Instruction →
Look through the data below. Collect every line where the word "each" occurs.

Dataset entries →

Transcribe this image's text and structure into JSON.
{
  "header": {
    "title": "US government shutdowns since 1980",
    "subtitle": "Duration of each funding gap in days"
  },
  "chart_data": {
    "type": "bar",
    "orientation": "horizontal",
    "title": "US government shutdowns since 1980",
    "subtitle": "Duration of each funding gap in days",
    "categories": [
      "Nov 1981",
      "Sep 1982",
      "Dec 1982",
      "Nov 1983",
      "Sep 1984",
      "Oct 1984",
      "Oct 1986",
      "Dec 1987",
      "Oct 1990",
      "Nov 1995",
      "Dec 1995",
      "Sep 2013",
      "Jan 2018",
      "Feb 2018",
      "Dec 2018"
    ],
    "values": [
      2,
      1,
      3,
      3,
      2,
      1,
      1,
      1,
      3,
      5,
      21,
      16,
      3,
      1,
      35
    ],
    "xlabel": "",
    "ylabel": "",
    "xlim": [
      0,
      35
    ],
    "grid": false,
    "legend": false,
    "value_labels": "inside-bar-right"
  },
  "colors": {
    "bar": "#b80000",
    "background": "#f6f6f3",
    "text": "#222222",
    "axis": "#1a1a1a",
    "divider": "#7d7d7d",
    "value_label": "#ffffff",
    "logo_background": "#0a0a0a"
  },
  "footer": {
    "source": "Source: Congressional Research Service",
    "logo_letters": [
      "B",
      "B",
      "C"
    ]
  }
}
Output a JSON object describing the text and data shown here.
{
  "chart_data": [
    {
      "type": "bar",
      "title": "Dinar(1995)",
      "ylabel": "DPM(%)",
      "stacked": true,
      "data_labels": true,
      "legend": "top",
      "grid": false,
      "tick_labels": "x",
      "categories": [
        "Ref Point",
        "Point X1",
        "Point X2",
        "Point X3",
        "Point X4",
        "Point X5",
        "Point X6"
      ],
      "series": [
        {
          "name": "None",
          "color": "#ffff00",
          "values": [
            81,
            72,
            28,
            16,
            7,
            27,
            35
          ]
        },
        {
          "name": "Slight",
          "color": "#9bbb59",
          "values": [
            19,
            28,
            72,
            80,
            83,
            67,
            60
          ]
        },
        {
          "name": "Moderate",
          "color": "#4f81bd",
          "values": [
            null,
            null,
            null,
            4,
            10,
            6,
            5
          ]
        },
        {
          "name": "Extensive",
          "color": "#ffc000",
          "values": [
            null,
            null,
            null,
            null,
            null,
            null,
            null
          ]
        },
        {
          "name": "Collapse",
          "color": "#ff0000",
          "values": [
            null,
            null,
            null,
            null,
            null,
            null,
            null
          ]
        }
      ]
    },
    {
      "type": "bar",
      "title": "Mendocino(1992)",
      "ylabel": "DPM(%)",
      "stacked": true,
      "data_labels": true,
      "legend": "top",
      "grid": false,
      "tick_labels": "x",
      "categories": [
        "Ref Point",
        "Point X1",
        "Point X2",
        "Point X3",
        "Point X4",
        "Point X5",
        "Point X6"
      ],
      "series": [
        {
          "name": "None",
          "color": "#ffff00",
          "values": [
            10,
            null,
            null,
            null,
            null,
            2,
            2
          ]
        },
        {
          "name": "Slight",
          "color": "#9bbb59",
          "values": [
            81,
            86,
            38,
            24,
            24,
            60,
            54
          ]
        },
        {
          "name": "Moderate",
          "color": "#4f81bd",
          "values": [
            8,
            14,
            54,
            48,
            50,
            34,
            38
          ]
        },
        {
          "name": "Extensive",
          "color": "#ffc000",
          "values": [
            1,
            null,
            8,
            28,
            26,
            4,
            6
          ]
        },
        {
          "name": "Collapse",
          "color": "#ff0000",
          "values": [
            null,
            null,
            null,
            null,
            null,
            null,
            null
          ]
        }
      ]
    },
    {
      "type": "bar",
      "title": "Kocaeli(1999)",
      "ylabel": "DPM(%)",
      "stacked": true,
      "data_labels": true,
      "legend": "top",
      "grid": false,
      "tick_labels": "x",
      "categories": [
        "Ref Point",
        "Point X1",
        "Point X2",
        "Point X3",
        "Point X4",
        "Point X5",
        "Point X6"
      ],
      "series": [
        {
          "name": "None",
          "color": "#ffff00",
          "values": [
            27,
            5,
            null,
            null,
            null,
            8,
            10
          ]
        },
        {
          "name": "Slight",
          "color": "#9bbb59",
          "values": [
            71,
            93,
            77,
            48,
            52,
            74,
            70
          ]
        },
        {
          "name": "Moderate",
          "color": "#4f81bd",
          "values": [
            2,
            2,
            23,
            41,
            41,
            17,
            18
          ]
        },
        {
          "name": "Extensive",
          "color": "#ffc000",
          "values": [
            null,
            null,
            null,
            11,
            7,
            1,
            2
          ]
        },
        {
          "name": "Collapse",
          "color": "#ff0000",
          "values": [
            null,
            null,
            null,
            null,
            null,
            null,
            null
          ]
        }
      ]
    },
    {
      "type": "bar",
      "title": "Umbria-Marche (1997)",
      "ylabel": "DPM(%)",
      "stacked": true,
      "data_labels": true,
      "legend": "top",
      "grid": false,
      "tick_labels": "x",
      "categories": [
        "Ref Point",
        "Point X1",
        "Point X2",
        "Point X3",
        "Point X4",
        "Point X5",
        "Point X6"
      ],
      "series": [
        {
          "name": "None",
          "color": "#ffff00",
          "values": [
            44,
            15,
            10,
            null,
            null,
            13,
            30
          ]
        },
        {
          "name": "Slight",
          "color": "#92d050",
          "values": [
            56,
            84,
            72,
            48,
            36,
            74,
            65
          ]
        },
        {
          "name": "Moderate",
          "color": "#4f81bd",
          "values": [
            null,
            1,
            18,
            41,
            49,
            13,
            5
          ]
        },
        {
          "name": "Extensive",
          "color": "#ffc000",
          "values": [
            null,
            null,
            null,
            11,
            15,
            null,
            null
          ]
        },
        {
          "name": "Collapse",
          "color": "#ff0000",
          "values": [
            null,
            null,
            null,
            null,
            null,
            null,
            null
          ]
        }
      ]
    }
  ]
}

In response →
    "subtitle": "Duration of each funding gap in days"
    "subtitle": "Duration of each funding gap in days",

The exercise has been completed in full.